# Exercise instructions
Scan the records for the string "رسول"; copy each line where it occurs.

=-=-=-=-=

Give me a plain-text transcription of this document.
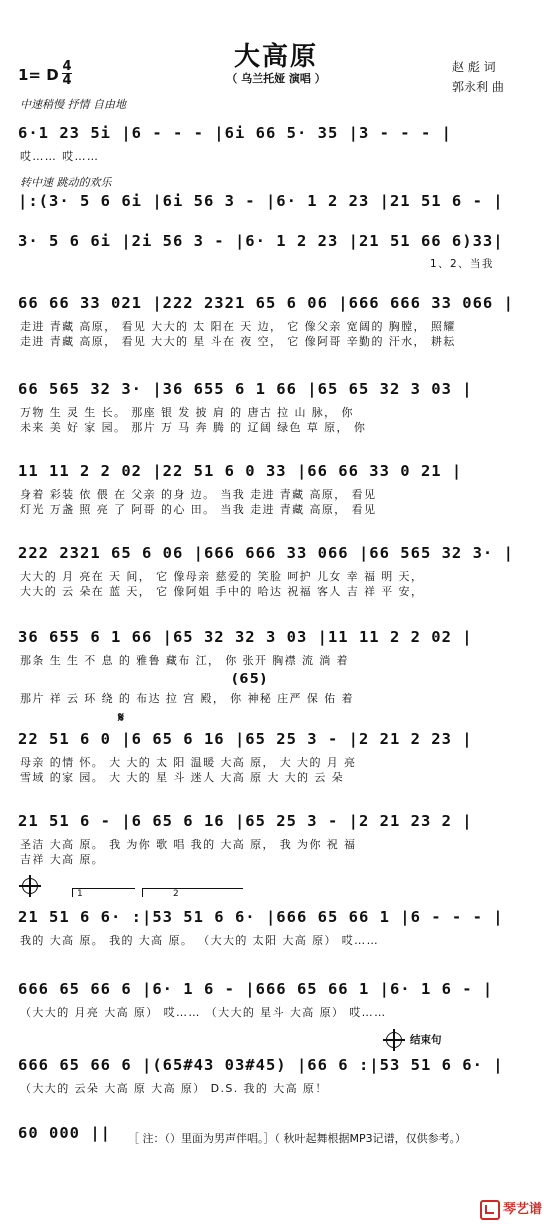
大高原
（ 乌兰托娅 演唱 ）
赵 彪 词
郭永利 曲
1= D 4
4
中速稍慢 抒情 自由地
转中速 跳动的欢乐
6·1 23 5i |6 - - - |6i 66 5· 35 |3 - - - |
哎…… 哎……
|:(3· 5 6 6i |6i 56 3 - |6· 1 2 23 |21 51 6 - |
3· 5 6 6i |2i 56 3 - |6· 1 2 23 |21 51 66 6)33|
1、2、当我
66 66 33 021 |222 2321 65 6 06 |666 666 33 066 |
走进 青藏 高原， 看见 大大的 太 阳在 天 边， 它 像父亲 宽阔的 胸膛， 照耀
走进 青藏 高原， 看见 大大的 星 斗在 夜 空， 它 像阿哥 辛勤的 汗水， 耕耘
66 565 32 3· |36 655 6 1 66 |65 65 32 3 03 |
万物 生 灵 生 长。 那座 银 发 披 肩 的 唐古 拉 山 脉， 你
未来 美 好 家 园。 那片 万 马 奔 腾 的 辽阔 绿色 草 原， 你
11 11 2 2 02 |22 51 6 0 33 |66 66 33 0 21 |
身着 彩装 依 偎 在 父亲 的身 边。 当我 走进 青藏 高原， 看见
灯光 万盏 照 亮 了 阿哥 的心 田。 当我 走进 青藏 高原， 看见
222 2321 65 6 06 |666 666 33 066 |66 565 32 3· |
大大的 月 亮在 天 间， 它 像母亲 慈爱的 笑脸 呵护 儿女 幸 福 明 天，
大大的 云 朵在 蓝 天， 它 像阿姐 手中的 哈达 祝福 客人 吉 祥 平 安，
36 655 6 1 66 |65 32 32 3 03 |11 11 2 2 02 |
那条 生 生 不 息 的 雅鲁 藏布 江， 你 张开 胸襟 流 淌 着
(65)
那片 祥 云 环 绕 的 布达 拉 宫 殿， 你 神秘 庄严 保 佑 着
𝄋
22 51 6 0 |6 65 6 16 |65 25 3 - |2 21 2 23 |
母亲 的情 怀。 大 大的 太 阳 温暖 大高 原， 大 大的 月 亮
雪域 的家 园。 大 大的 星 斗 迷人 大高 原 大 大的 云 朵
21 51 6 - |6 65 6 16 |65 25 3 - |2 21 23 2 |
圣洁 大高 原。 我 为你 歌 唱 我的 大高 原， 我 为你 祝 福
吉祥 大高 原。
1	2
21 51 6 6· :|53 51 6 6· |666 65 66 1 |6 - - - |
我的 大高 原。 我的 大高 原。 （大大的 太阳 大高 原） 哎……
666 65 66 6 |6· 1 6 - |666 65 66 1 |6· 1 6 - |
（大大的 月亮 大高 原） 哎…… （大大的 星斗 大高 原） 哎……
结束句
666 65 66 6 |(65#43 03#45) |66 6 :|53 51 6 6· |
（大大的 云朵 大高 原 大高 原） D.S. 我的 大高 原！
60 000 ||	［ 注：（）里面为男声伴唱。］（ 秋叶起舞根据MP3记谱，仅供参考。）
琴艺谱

=-=-=-=-=

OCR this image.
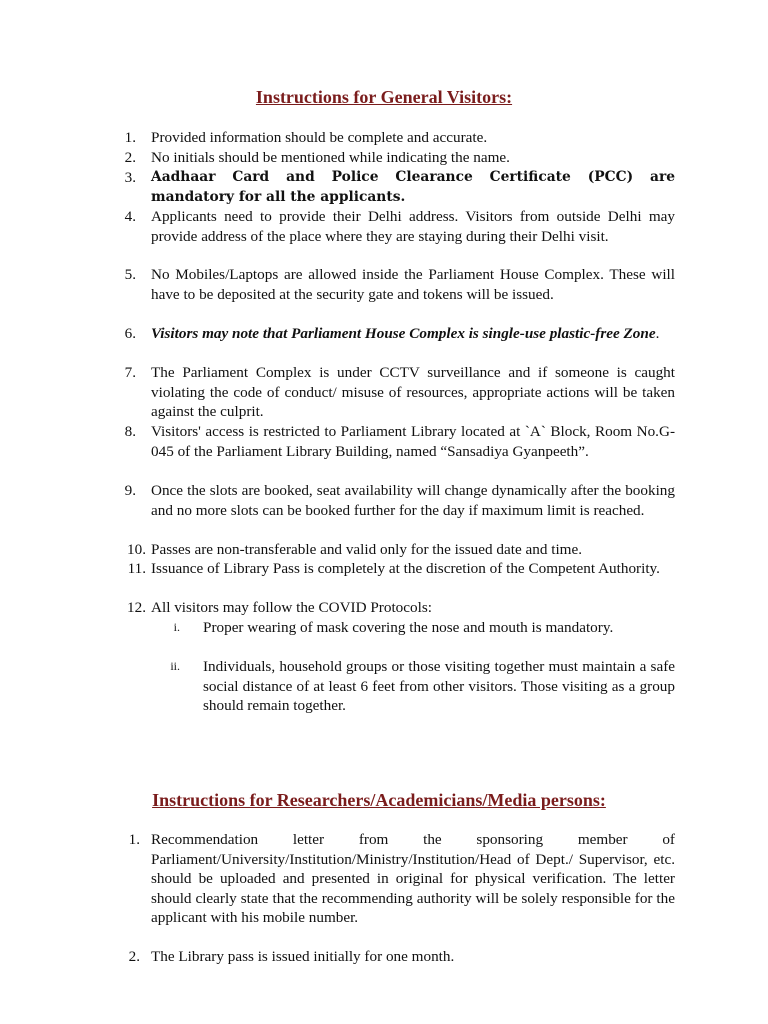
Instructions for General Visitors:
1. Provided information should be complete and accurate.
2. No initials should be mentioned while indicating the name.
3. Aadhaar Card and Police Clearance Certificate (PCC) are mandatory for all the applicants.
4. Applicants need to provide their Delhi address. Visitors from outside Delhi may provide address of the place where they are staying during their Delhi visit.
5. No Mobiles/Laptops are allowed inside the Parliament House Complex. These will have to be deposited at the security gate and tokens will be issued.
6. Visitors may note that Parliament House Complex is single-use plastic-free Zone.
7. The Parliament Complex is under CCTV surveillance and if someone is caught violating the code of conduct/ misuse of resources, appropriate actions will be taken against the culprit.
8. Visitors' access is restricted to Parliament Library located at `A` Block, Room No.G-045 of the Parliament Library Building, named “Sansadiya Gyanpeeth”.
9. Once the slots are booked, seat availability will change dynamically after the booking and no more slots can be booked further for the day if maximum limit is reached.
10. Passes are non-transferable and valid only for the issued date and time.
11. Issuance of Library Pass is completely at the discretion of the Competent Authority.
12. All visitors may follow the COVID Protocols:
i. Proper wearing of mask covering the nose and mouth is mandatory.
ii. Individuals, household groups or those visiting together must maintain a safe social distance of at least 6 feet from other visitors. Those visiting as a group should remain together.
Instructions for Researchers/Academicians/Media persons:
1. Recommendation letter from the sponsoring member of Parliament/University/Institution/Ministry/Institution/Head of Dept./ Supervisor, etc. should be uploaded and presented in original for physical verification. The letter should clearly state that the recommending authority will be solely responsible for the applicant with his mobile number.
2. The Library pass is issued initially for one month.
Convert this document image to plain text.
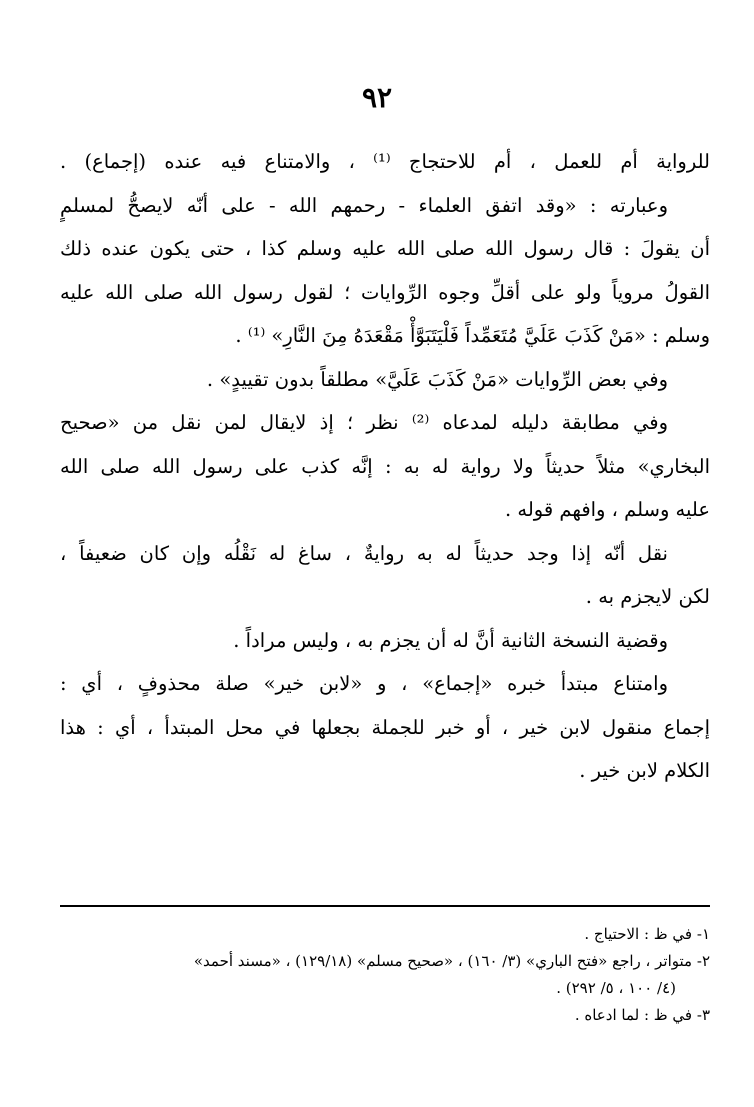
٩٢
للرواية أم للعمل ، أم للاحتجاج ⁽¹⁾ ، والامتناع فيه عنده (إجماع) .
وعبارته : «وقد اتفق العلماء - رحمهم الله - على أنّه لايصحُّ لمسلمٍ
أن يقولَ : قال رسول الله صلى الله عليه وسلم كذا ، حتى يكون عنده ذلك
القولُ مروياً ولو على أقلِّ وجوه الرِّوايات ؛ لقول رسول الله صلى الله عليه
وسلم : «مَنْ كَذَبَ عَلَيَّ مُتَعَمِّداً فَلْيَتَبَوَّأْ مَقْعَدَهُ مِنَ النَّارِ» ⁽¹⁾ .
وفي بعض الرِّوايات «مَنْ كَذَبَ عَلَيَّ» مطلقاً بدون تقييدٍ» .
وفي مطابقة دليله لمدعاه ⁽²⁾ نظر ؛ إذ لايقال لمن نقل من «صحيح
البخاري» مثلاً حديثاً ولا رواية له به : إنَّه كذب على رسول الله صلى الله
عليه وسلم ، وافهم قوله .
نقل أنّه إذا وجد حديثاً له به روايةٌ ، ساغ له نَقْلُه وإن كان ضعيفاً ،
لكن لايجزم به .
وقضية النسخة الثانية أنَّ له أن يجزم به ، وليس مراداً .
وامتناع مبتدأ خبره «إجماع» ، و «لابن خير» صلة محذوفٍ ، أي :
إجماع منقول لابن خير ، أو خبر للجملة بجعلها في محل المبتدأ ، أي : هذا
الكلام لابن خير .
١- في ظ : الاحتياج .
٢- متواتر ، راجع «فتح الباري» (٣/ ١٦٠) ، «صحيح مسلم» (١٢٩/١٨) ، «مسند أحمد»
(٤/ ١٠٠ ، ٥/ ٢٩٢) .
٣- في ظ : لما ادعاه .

=-=-=-=-=

# Exercise output
أن يقولَ : قال رسول الله صلى الله عليه وسلم كذا ، حتى يكون عنده ذلك
القولُ مروياً ولو على أقلِّ وجوه الرِّوايات ؛ لقول رسول الله صلى الله عليه
البخاري» مثلاً حديثاً ولا رواية له به : إنَّه كذب على رسول الله صلى الله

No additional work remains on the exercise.